◆ The request
Using the listing below, please gather every line containing the word "label".

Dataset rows
********************

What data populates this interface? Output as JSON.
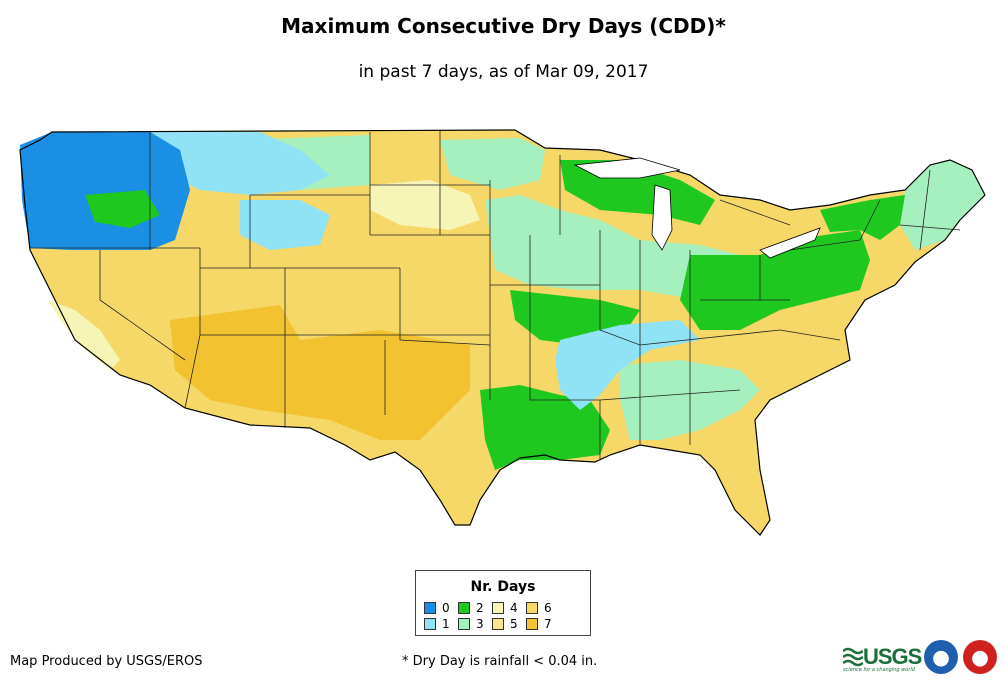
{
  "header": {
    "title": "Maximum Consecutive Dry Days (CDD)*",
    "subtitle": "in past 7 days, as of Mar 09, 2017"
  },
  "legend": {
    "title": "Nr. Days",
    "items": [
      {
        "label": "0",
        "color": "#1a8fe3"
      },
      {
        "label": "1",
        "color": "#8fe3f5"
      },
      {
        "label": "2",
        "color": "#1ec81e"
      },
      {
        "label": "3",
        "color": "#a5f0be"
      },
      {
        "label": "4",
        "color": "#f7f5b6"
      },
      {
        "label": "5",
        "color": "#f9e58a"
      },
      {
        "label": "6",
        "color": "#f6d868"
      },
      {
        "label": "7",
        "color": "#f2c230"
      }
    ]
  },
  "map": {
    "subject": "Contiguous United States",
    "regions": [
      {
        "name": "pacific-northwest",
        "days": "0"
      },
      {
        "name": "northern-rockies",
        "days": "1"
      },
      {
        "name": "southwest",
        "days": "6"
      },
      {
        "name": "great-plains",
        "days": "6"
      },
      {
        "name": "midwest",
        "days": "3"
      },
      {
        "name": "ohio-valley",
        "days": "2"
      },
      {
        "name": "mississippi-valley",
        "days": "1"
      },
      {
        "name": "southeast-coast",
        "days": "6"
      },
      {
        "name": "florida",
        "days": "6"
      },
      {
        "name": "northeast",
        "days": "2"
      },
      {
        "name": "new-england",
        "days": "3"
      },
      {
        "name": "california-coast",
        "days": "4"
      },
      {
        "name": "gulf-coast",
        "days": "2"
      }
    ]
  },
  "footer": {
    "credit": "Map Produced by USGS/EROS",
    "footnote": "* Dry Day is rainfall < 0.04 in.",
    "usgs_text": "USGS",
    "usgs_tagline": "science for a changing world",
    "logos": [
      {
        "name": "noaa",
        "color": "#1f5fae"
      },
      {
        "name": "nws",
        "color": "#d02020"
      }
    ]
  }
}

********************

◆ Correct answer
        "label": "0",
        "label": "1",
        "label": "2",
        "label": "3",
        "label": "4",
        "label": "5",
        "label": "6",
        "label": "7",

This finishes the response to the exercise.